**To do:** Go through the material below and copy all lines with "subtitle".

**Records from a dataset:**
========================================================================

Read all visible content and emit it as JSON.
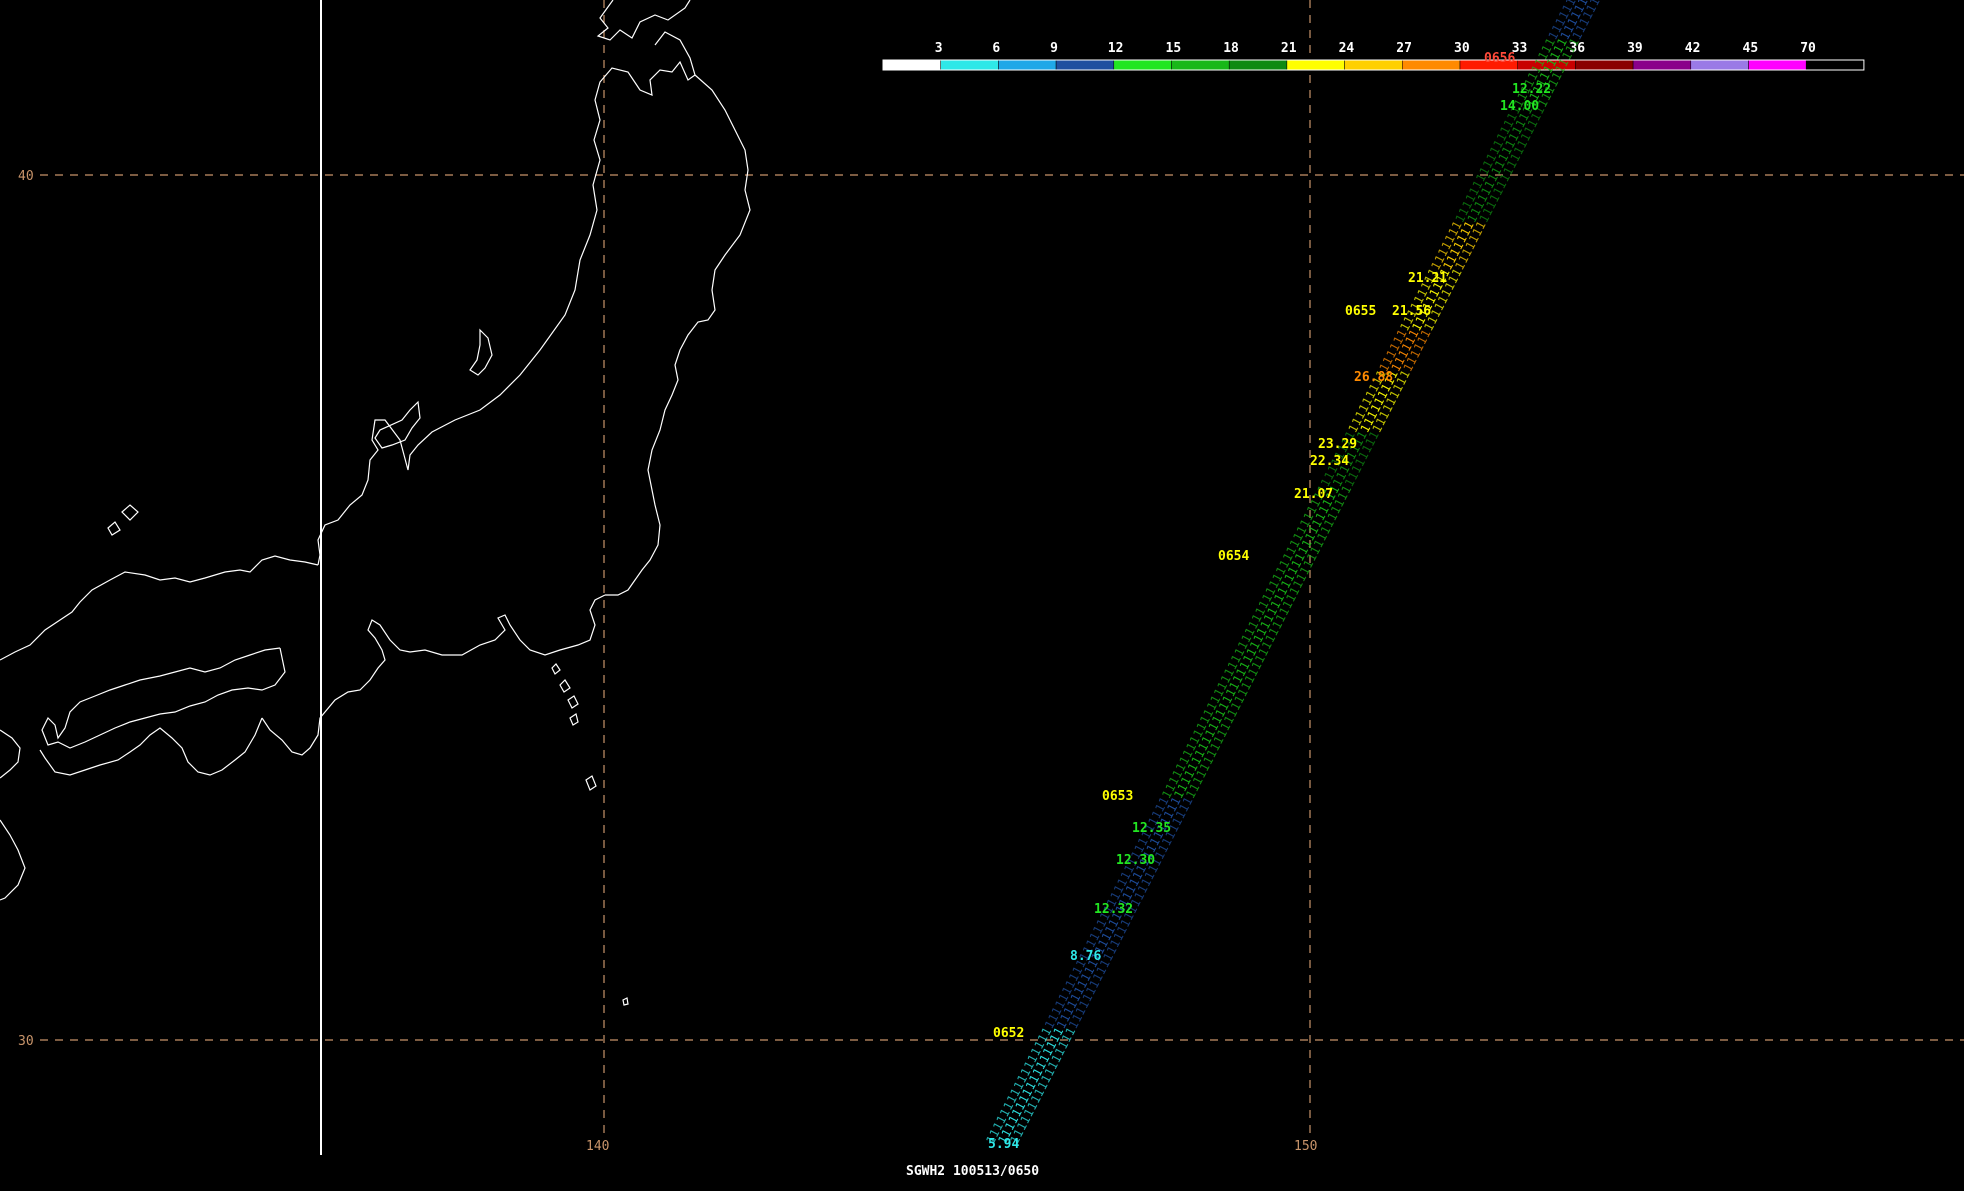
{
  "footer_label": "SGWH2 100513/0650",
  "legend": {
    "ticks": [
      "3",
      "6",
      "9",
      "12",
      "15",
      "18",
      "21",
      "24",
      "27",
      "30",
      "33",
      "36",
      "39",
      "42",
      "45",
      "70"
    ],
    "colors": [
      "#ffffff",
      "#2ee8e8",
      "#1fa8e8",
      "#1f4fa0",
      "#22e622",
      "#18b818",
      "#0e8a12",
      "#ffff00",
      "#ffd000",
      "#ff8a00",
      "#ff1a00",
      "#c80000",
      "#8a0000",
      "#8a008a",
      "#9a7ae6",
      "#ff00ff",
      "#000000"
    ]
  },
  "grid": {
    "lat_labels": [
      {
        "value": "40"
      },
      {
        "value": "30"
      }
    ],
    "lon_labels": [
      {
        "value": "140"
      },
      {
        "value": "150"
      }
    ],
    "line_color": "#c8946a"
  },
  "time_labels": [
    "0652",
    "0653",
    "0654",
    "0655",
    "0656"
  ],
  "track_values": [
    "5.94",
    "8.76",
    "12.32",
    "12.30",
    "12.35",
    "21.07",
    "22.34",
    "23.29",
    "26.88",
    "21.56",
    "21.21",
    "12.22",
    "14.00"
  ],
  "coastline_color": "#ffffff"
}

========================================================================

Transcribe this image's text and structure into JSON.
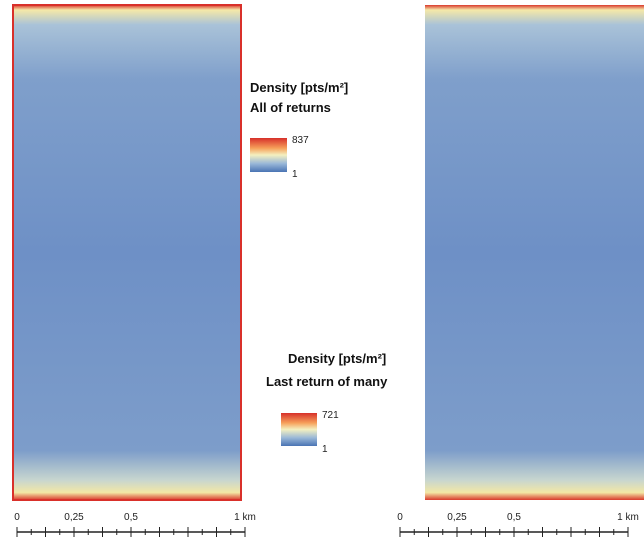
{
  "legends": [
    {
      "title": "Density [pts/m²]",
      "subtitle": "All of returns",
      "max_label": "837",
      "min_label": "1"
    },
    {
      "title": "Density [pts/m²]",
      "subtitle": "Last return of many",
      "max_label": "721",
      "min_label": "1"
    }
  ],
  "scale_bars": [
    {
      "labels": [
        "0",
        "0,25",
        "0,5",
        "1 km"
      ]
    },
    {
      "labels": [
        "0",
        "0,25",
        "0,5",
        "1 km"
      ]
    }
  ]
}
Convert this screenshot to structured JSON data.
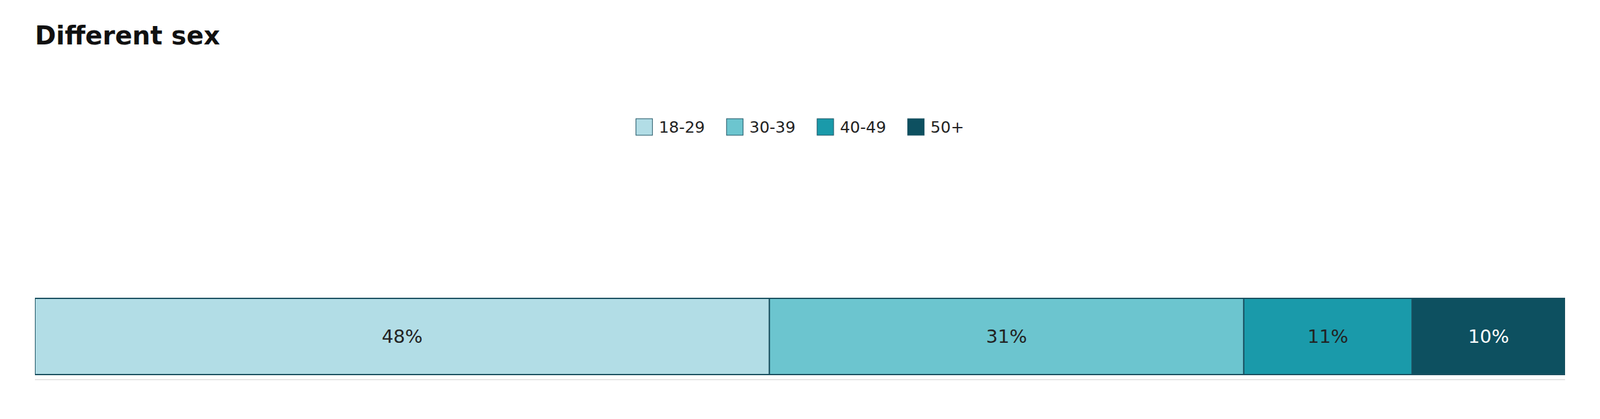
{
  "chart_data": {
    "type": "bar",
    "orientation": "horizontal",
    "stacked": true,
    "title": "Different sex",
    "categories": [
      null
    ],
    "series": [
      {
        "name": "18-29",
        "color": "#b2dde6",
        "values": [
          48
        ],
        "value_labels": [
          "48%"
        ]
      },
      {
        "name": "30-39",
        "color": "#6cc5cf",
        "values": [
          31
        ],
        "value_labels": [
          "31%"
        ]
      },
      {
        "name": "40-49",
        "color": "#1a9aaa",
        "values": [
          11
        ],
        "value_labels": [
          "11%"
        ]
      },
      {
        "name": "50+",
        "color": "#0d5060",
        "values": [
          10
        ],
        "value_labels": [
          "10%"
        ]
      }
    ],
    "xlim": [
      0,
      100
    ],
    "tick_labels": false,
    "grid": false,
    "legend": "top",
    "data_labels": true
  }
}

========================================================================

**Completed exercise:**
      "subtitle": "All of returns",
      "subtitle": "Last return of many",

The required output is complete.